**EXERCISE**: Reproduce the records below in their entirety, character for character.

----

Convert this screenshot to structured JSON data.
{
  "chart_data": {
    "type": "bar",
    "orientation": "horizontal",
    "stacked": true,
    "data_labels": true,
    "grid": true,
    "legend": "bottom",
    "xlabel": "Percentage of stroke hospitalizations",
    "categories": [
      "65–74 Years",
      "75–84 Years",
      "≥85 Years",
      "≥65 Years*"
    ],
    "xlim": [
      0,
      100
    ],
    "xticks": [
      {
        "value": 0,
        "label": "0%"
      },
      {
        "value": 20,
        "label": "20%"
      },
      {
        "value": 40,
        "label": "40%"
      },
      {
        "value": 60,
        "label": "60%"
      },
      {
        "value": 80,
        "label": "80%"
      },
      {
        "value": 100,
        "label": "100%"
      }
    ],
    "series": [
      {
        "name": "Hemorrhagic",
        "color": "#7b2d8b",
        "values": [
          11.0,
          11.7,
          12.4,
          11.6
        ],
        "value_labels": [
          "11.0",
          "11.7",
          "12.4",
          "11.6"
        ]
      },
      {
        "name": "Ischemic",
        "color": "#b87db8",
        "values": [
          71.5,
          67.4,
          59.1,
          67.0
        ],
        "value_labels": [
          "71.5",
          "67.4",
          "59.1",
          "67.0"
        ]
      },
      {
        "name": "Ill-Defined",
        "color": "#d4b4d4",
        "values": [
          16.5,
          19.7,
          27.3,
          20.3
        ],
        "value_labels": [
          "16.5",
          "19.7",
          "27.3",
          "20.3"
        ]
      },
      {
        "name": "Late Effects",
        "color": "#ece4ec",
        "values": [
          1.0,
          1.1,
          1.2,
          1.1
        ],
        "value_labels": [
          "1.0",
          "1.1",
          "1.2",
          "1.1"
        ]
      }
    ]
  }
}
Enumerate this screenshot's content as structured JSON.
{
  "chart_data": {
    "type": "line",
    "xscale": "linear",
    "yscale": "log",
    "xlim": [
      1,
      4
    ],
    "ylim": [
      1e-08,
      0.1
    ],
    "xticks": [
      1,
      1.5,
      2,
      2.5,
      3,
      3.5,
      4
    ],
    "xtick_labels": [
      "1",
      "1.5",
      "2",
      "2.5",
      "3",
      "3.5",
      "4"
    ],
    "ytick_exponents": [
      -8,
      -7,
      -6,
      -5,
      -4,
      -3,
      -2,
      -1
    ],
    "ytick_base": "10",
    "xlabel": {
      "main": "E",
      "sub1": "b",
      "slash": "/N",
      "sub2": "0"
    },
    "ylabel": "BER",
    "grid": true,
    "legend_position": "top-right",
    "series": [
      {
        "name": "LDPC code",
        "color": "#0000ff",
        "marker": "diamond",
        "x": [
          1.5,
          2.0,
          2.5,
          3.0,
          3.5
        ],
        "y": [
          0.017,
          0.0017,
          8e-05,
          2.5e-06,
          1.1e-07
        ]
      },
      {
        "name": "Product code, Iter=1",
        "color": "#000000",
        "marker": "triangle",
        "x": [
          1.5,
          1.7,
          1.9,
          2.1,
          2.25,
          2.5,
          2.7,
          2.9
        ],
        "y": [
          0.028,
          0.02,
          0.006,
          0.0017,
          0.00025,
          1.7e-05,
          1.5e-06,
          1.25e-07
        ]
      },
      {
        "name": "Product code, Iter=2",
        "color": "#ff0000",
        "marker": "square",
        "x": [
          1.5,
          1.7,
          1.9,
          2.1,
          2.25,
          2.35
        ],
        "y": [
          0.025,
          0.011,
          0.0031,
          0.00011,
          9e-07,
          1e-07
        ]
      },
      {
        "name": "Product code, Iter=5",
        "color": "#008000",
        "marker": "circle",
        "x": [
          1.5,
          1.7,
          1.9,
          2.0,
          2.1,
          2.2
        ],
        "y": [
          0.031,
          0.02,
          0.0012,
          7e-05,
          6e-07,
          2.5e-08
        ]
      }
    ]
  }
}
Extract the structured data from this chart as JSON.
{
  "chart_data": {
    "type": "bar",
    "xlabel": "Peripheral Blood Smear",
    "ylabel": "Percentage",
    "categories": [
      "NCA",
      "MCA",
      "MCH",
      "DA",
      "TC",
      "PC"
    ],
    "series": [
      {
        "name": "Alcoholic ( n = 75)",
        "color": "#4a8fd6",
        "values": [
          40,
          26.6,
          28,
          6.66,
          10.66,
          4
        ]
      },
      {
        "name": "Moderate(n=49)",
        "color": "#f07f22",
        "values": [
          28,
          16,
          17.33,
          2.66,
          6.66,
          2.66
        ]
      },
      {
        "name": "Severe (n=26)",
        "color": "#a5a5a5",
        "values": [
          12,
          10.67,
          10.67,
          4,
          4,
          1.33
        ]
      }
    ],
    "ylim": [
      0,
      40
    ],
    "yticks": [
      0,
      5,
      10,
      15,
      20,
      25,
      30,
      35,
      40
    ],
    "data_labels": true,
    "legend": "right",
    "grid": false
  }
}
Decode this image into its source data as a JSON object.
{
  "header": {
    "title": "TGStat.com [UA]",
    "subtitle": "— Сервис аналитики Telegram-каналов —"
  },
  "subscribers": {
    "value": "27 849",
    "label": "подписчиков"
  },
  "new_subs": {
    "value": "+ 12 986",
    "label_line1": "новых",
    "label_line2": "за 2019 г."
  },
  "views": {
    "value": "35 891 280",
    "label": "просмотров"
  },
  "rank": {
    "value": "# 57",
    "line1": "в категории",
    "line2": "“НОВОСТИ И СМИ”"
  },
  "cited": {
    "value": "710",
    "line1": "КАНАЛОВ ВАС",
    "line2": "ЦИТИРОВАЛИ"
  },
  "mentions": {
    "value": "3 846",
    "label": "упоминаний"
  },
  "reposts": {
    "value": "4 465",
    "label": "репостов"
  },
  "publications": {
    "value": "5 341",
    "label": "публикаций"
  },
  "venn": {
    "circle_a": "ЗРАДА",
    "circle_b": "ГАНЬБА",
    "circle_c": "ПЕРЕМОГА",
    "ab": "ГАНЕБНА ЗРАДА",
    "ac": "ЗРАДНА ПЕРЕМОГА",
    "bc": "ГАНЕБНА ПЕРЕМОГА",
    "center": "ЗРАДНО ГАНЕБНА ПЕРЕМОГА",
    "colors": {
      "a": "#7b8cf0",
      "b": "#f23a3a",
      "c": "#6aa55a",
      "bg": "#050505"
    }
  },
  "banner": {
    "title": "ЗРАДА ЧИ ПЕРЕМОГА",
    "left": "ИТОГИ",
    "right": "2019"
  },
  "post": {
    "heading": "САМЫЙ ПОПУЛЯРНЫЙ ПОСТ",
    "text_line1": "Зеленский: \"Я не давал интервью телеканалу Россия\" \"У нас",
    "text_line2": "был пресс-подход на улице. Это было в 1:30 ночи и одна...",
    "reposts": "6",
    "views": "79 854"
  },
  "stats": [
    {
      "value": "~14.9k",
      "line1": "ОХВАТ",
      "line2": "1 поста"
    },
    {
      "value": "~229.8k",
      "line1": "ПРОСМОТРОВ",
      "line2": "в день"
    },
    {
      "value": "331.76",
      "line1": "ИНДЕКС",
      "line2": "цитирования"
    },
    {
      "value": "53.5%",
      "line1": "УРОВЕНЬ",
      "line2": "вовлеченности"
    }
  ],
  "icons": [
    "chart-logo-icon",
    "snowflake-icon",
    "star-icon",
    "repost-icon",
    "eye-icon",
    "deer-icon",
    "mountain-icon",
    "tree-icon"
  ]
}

----

**COMPLETE OUTPUT**:
Convert this screenshot to structured JSON data.
{
  "chart_data": {
    "type": "bar",
    "orientation": "horizontal",
    "stacked": true,
    "data_labels": true,
    "grid": true,
    "legend": "bottom",
    "xlabel": "Percentage of stroke hospitalizations",
    "categories": [
      "65–74 Years",
      "75–84 Years",
      "≥85 Years",
      "≥65 Years*"
    ],
    "xlim": [
      0,
      100
    ],
    "xticks": [
      {
        "value": 0,
        "label": "0%"
      },
      {
        "value": 20,
        "label": "20%"
      },
      {
        "value": 40,
        "label": "40%"
      },
      {
        "value": 60,
        "label": "60%"
      },
      {
        "value": 80,
        "label": "80%"
      },
      {
        "value": 100,
        "label": "100%"
      }
    ],
    "series": [
      {
        "name": "Hemorrhagic",
        "color": "#7b2d8b",
        "values": [
          11.0,
          11.7,
          12.4,
          11.6
        ],
        "value_labels": [
          "11.0",
          "11.7",
          "12.4",
          "11.6"
        ]
      },
      {
        "name": "Ischemic",
        "color": "#b87db8",
        "values": [
          71.5,
          67.4,
          59.1,
          67.0
        ],
        "value_labels": [
          "71.5",
          "67.4",
          "59.1",
          "67.0"
        ]
      },
      {
        "name": "Ill-Defined",
        "color": "#d4b4d4",
        "values": [
          16.5,
          19.7,
          27.3,
          20.3
        ],
        "value_labels": [
          "16.5",
          "19.7",
          "27.3",
          "20.3"
        ]
      },
      {
        "name": "Late Effects",
        "color": "#ece4ec",
        "values": [
          1.0,
          1.1,
          1.2,
          1.1
        ],
        "value_labels": [
          "1.0",
          "1.1",
          "1.2",
          "1.1"
        ]
      }
    ]
  }
}
Enumerate this screenshot's content as structured JSON.
{
  "chart_data": {
    "type": "line",
    "xscale": "linear",
    "yscale": "log",
    "xlim": [
      1,
      4
    ],
    "ylim": [
      1e-08,
      0.1
    ],
    "xticks": [
      1,
      1.5,
      2,
      2.5,
      3,
      3.5,
      4
    ],
    "xtick_labels": [
      "1",
      "1.5",
      "2",
      "2.5",
      "3",
      "3.5",
      "4"
    ],
    "ytick_exponents": [
      -8,
      -7,
      -6,
      -5,
      -4,
      -3,
      -2,
      -1
    ],
    "ytick_base": "10",
    "xlabel": {
      "main": "E",
      "sub1": "b",
      "slash": "/N",
      "sub2": "0"
    },
    "ylabel": "BER",
    "grid": true,
    "legend_position": "top-right",
    "series": [
      {
        "name": "LDPC code",
        "color": "#0000ff",
        "marker": "diamond",
        "x": [
          1.5,
          2.0,
          2.5,
          3.0,
          3.5
        ],
        "y": [
          0.017,
          0.0017,
          8e-05,
          2.5e-06,
          1.1e-07
        ]
      },
      {
        "name": "Product code, Iter=1",
        "color": "#000000",
        "marker": "triangle",
        "x": [
          1.5,
          1.7,
          1.9,
          2.1,
          2.25,
          2.5,
          2.7,
          2.9
        ],
        "y": [
          0.028,
          0.02,
          0.006,
          0.0017,
          0.00025,
          1.7e-05,
          1.5e-06,
          1.25e-07
        ]
      },
      {
        "name": "Product code, Iter=2",
        "color": "#ff0000",
        "marker": "square",
        "x": [
          1.5,
          1.7,
          1.9,
          2.1,
          2.25,
          2.35
        ],
        "y": [
          0.025,
          0.011,
          0.0031,
          0.00011,
          9e-07,
          1e-07
        ]
      },
      {
        "name": "Product code, Iter=5",
        "color": "#008000",
        "marker": "circle",
        "x": [
          1.5,
          1.7,
          1.9,
          2.0,
          2.1,
          2.2
        ],
        "y": [
          0.031,
          0.02,
          0.0012,
          7e-05,
          6e-07,
          2.5e-08
        ]
      }
    ]
  }
}
Extract the structured data from this chart as JSON.
{
  "chart_data": {
    "type": "bar",
    "xlabel": "Peripheral Blood Smear",
    "ylabel": "Percentage",
    "categories": [
      "NCA",
      "MCA",
      "MCH",
      "DA",
      "TC",
      "PC"
    ],
    "series": [
      {
        "name": "Alcoholic ( n = 75)",
        "color": "#4a8fd6",
        "values": [
          40,
          26.6,
          28,
          6.66,
          10.66,
          4
        ]
      },
      {
        "name": "Moderate(n=49)",
        "color": "#f07f22",
        "values": [
          28,
          16,
          17.33,
          2.66,
          6.66,
          2.66
        ]
      },
      {
        "name": "Severe (n=26)",
        "color": "#a5a5a5",
        "values": [
          12,
          10.67,
          10.67,
          4,
          4,
          1.33
        ]
      }
    ],
    "ylim": [
      0,
      40
    ],
    "yticks": [
      0,
      5,
      10,
      15,
      20,
      25,
      30,
      35,
      40
    ],
    "data_labels": true,
    "legend": "right",
    "grid": false
  }
}
Decode this image into its source data as a JSON object.
{
  "header": {
    "title": "TGStat.com [UA]",
    "subtitle": "— Сервис аналитики Telegram-каналов —"
  },
  "subscribers": {
    "value": "27 849",
    "label": "подписчиков"
  },
  "new_subs": {
    "value": "+ 12 986",
    "label_line1": "новых",
    "label_line2": "за 2019 г."
  },
  "views": {
    "value": "35 891 280",
    "label": "просмотров"
  },
  "rank": {
    "value": "# 57",
    "line1": "в категории",
    "line2": "“НОВОСТИ И СМИ”"
  },
  "cited": {
    "value": "710",
    "line1": "КАНАЛОВ ВАС",
    "line2": "ЦИТИРОВАЛИ"
  },
  "mentions": {
    "value": "3 846",
    "label": "упоминаний"
  },
  "reposts": {
    "value": "4 465",
    "label": "репостов"
  },
  "publications": {
    "value": "5 341",
    "label": "публикаций"
  },
  "venn": {
    "circle_a": "ЗРАДА",
    "circle_b": "ГАНЬБА",
    "circle_c": "ПЕРЕМОГА",
    "ab": "ГАНЕБНА ЗРАДА",
    "ac": "ЗРАДНА ПЕРЕМОГА",
    "bc": "ГАНЕБНА ПЕРЕМОГА",
    "center": "ЗРАДНО ГАНЕБНА ПЕРЕМОГА",
    "colors": {
      "a": "#7b8cf0",
      "b": "#f23a3a",
      "c": "#6aa55a",
      "bg": "#050505"
    }
  },
  "banner": {
    "title": "ЗРАДА ЧИ ПЕРЕМОГА",
    "left": "ИТОГИ",
    "right": "2019"
  },
  "post": {
    "heading": "САМЫЙ ПОПУЛЯРНЫЙ ПОСТ",
    "text_line1": "Зеленский: \"Я не давал интервью телеканалу Россия\" \"У нас",
    "text_line2": "был пресс-подход на улице. Это было в 1:30 ночи и одна...",
    "reposts": "6",
    "views": "79 854"
  },
  "stats": [
    {
      "value": "~14.9k",
      "line1": "ОХВАТ",
      "line2": "1 поста"
    },
    {
      "value": "~229.8k",
      "line1": "ПРОСМОТРОВ",
      "line2": "в день"
    },
    {
      "value": "331.76",
      "line1": "ИНДЕКС",
      "line2": "цитирования"
    },
    {
      "value": "53.5%",
      "line1": "УРОВЕНЬ",
      "line2": "вовлеченности"
    }
  ],
  "icons": [
    "chart-logo-icon",
    "snowflake-icon",
    "star-icon",
    "repost-icon",
    "eye-icon",
    "deer-icon",
    "mountain-icon",
    "tree-icon"
  ]
}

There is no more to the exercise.